● **What the task asks**: Search the records that follow and extract every line containing the string "camiones".

● **Data shown**:
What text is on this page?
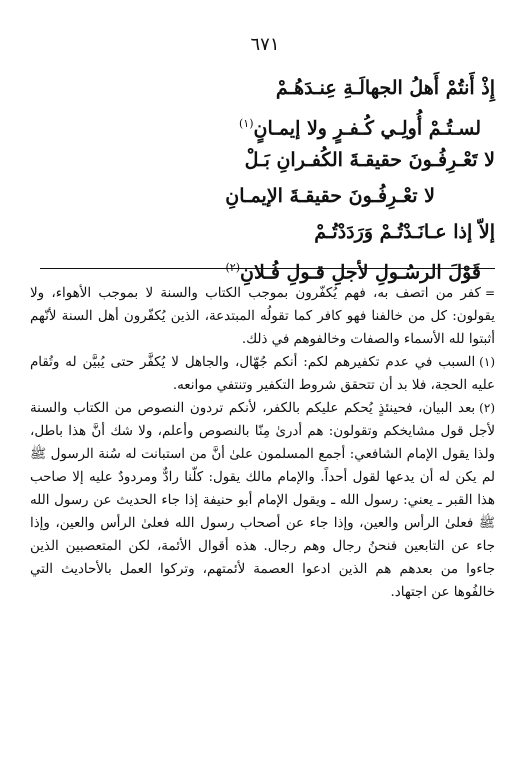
٦٧١
إِذْ أَنتُمْ أَهلُ الجهالَـةِ عِنـدَهُـمْ
لسـتُـمْ أُولِـي كُـفـرٍ ولا إيمـانٍ$^{(١)}$
لا تَعْـرِفُـونَ حقيقـةَ الكُفـرانِ بَـلْ
لا تعْـرِفُـونَ حقيقـةَ الإيمـانِ
إلاّ إذا عـانَـدْتُـمْ وَرَدَدْتُـمْ
قَوْلَ الرسُـولِ لأجلِ قـولِ فُـلانِ$^{(٢)}$

=كفر من اتصف به، فهم يُكفّرون بموجب الكتاب والسنة لا بموجب الأهواء، ولا يقولون: كل من خالفنا فهو كافر كما تقولُه المبتدعة، الذين يُكفّرون أهل السنة لأنّهم أثبتوا لله الأسماء والصفات وخالفوهم في ذلك.

(١)السبب في عدم تكفيرهم لكم: أنكم جُهّال، والجاهل لا يُكفَّر حتى يُبيَّن له وتُقام عليه الحجة، فلا بد أن تتحقق شروط التكفير وتنتفي موانعه.

(٢)بعد البيان، فحينئذٍ يُحكم عليكم بالكفر، لأنكم تردون النصوص من الكتاب والسنة لأجل قول مشايخكم وتقولون: هم أدرىٰ مِنّا بالنصوص وأعلم، ولا شك أنَّ هذا باطل، ولذا يقول الإمام الشافعي: أجمع المسلمون علىٰ أنَّ من استبانت له سُنة الرسول ﷺ لم يكن له أن يدعها لقول أحداً. والإمام مالك يقول: كلّنا رادٌّ ومردودٌ عليه إلا صاحب هذا القبر ـ يعني: رسول الله ـ ويقول الإمام أبو حنيفة إذا جاء الحديث عن رسول الله ﷺ فعلىٰ الرأس والعين، وإذا جاء عن أصحاب رسول الله فعلىٰ الرأس والعين، وإذا جاء عن التابعين فنحنُ رجال وهم رجال. هذه أقوال الأئمة، لكن المتعصبين الذين جاءوا من بعدهم هم الذين ادعوا العصمة لأئمتهم، وتركوا العمل بالأحاديث التي خالفُوها عن اجتهاد.
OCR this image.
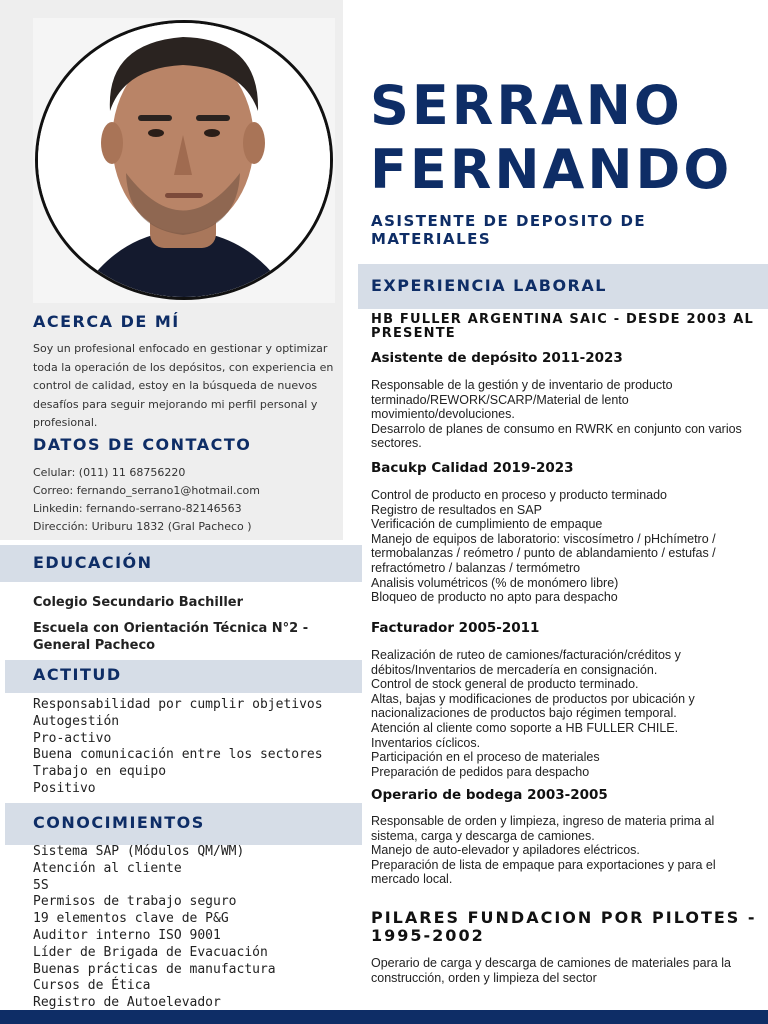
SERRANO
FERNANDO
ASISTENTE DE DEPOSITO DE MATERIALES
ACERCA DE MÍ
Soy un profesional enfocado en gestionar y optimizar toda la operación de los depósitos, con experiencia en control de calidad, estoy en la búsqueda de nuevos desafíos para seguir mejorando mi perfil personal y profesional.
DATOS DE CONTACTO
Celular: (011) 11 68756220
Correo: fernando_serrano1@hotmail.com
Linkedin: fernando-serrano-82146563
Dirección: Uriburu 1832 (Gral Pacheco )
EDUCACIÓN
Colegio Secundario Bachiller
Escuela con Orientación Técnica N°2 - General Pacheco
ACTITUD
Responsabilidad por cumplir objetivos
Autogestión
Pro-activo
Buena comunicación entre los sectores
Trabajo en equipo
Positivo
CONOCIMIENTOS
Sistema SAP (Módulos QM/WM)
Atención al cliente
5S
Permisos de trabajo seguro
19 elementos clave de P&G
Auditor interno ISO 9001
Líder de Brigada de Evacuación
Buenas prácticas de manufactura
Cursos de Ética
Registro de Autoelevador
EXPERIENCIA LABORAL
HB FULLER ARGENTINA SAIC - DESDE 2003 AL PRESENTE
Asistente de depósito 2011-2023
Responsable de la gestión y de inventario de producto terminado/REWORK/SCARP/Material de lento movimiento/devoluciones.
Desarrolo de planes de consumo en RWRK en conjunto con varios sectores.
Bacukp Calidad 2019-2023
Control de producto en proceso y producto terminado
Registro de resultados en SAP
Verificación de cumplimiento de empaque
Manejo de equipos de laboratorio: viscosímetro / pHchímetro / termobalanzas / reómetro / punto de ablandamiento / estufas / refractómetro / balanzas / termómetro
Analisis volumétricos (% de monómero libre)
Bloqueo de producto no apto para despacho
Facturador 2005-2011
Realización de ruteo de camiones/facturación/créditos y débitos/Inventarios de mercadería en consignación.
Control de stock general de producto terminado.
Altas, bajas y modificaciones de productos por ubicación y nacionalizaciones de productos bajo régimen temporal.
Atención al cliente como soporte a HB FULLER CHILE.
Inventarios cíclicos.
Participación en el proceso de materiales
Preparación de pedidos para despacho
Operario de bodega 2003-2005
Responsable de orden y limpieza, ingreso de materia prima al sistema, carga y descarga de camiones.
Manejo de auto-elevador y apiladores eléctricos.
Preparación de lista de empaque para exportaciones y para el mercado local.
PILARES FUNDACION POR PILOTES - 1995-2002
Operario de carga y descarga de camiones de materiales para la construcción, orden y limpieza del sector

● **Answer**:
Realización de ruteo de camiones/facturación/créditos y débitos/Inventarios de mercadería en consignación.
Responsable de orden y limpieza, ingreso de materia prima al sistema, carga y descarga de camiones.
Operario de carga y descarga de camiones de materiales para la construcción, orden y limpieza del sector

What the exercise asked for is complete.